> [Work required] An exact copy of every record is needed.

(Saved entries)
★ ★ ★

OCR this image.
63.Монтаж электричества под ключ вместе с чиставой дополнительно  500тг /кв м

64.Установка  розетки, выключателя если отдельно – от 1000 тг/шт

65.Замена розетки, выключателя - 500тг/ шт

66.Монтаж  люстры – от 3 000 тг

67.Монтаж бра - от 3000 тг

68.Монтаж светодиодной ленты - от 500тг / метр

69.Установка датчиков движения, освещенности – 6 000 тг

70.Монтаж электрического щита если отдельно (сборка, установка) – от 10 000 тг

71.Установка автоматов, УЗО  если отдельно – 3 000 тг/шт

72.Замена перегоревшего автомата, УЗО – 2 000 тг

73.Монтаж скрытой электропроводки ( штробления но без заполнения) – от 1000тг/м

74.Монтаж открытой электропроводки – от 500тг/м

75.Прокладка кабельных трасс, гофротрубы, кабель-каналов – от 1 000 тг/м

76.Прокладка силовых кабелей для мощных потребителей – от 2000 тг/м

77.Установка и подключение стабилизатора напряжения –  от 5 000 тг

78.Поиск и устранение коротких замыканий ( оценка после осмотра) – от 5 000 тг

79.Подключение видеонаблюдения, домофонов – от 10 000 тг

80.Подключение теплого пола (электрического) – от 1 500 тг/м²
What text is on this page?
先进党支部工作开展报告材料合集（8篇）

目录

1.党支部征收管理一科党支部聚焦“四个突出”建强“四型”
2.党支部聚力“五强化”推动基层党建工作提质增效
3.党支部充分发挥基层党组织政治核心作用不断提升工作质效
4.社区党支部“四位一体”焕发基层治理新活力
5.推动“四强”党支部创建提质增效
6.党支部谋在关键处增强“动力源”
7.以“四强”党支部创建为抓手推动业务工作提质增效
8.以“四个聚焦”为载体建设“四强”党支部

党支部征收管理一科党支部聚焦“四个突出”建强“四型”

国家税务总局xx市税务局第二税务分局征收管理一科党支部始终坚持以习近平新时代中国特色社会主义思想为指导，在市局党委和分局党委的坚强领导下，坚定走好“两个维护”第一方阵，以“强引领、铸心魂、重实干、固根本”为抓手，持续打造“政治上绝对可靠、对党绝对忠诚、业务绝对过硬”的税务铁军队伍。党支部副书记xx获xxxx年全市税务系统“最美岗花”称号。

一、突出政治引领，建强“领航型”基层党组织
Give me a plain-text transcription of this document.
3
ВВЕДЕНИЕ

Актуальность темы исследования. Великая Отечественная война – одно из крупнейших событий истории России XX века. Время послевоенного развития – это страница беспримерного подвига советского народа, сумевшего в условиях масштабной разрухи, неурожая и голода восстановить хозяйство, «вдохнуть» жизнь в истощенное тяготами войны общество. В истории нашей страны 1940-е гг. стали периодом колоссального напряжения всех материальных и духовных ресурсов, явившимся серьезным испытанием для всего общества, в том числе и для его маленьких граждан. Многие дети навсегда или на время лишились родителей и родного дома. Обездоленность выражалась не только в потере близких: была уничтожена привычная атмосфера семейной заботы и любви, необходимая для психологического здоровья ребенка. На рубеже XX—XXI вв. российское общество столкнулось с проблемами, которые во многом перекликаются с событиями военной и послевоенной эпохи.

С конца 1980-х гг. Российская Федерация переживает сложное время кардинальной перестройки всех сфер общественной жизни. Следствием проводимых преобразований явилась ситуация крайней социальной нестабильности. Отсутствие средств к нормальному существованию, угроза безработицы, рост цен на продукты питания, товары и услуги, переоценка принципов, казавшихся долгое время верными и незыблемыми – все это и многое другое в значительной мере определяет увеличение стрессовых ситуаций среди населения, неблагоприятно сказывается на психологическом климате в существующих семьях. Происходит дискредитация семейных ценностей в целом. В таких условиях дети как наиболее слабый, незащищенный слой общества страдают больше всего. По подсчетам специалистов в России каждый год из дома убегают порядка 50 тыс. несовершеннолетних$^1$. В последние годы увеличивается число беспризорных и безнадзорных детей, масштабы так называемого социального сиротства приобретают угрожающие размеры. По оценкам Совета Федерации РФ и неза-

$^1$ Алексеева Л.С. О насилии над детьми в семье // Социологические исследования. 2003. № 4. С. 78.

★ ★ ★

> [Result below]
OCR this image.
63.Монтаж электричества под ключ вместе с чиставой дополнительно  500тг /кв м

64.Установка  розетки, выключателя если отдельно – от 1000 тг/шт

65.Замена розетки, выключателя - 500тг/ шт

66.Монтаж  люстры – от 3 000 тг

67.Монтаж бра - от 3000 тг

68.Монтаж светодиодной ленты - от 500тг / метр

69.Установка датчиков движения, освещенности – 6 000 тг

70.Монтаж электрического щита если отдельно (сборка, установка) – от 10 000 тг

71.Установка автоматов, УЗО  если отдельно – 3 000 тг/шт

72.Замена перегоревшего автомата, УЗО – 2 000 тг

73.Монтаж скрытой электропроводки ( штробления но без заполнения) – от 1000тг/м

74.Монтаж открытой электропроводки – от 500тг/м

75.Прокладка кабельных трасс, гофротрубы, кабель-каналов – от 1 000 тг/м

76.Прокладка силовых кабелей для мощных потребителей – от 2000 тг/м

77.Установка и подключение стабилизатора напряжения –  от 5 000 тг

78.Поиск и устранение коротких замыканий ( оценка после осмотра) – от 5 000 тг

79.Подключение видеонаблюдения, домофонов – от 10 000 тг

80.Подключение теплого пола (электрического) – от 1 500 тг/м²
What text is on this page?
先进党支部工作开展报告材料合集（8篇）

目录

1.党支部征收管理一科党支部聚焦“四个突出”建强“四型”
2.党支部聚力“五强化”推动基层党建工作提质增效
3.党支部充分发挥基层党组织政治核心作用不断提升工作质效
4.社区党支部“四位一体”焕发基层治理新活力
5.推动“四强”党支部创建提质增效
6.党支部谋在关键处增强“动力源”
7.以“四强”党支部创建为抓手推动业务工作提质增效
8.以“四个聚焦”为载体建设“四强”党支部

党支部征收管理一科党支部聚焦“四个突出”建强“四型”

国家税务总局xx市税务局第二税务分局征收管理一科党支部始终坚持以习近平新时代中国特色社会主义思想为指导，在市局党委和分局党委的坚强领导下，坚定走好“两个维护”第一方阵，以“强引领、铸心魂、重实干、固根本”为抓手，持续打造“政治上绝对可靠、对党绝对忠诚、业务绝对过硬”的税务铁军队伍。党支部副书记xx获xxxx年全市税务系统“最美岗花”称号。

一、突出政治引领，建强“领航型”基层党组织
Give me a plain-text transcription of this document.
3
ВВЕДЕНИЕ

Актуальность темы исследования. Великая Отечественная война – одно из крупнейших событий истории России XX века. Время послевоенного развития – это страница беспримерного подвига советского народа, сумевшего в условиях масштабной разрухи, неурожая и голода восстановить хозяйство, «вдохнуть» жизнь в истощенное тяготами войны общество. В истории нашей страны 1940-е гг. стали периодом колоссального напряжения всех материальных и духовных ресурсов, явившимся серьезным испытанием для всего общества, в том числе и для его маленьких граждан. Многие дети навсегда или на время лишились родителей и родного дома. Обездоленность выражалась не только в потере близких: была уничтожена привычная атмосфера семейной заботы и любви, необходимая для психологического здоровья ребенка. На рубеже XX—XXI вв. российское общество столкнулось с проблемами, которые во многом перекликаются с событиями военной и послевоенной эпохи.

С конца 1980-х гг. Российская Федерация переживает сложное время кардинальной перестройки всех сфер общественной жизни. Следствием проводимых преобразований явилась ситуация крайней социальной нестабильности. Отсутствие средств к нормальному существованию, угроза безработицы, рост цен на продукты питания, товары и услуги, переоценка принципов, казавшихся долгое время верными и незыблемыми – все это и многое другое в значительной мере определяет увеличение стрессовых ситуаций среди населения, неблагоприятно сказывается на психологическом климате в существующих семьях. Происходит дискредитация семейных ценностей в целом. В таких условиях дети как наиболее слабый, незащищенный слой общества страдают больше всего. По подсчетам специалистов в России каждый год из дома убегают порядка 50 тыс. несовершеннолетних$^1$. В последние годы увеличивается число беспризорных и безнадзорных детей, масштабы так называемого социального сиротства приобретают угрожающие размеры. По оценкам Совета Федерации РФ и неза-

$^1$ Алексеева Л.С. О насилии над детьми в семье // Социологические исследования. 2003. № 4. С. 78.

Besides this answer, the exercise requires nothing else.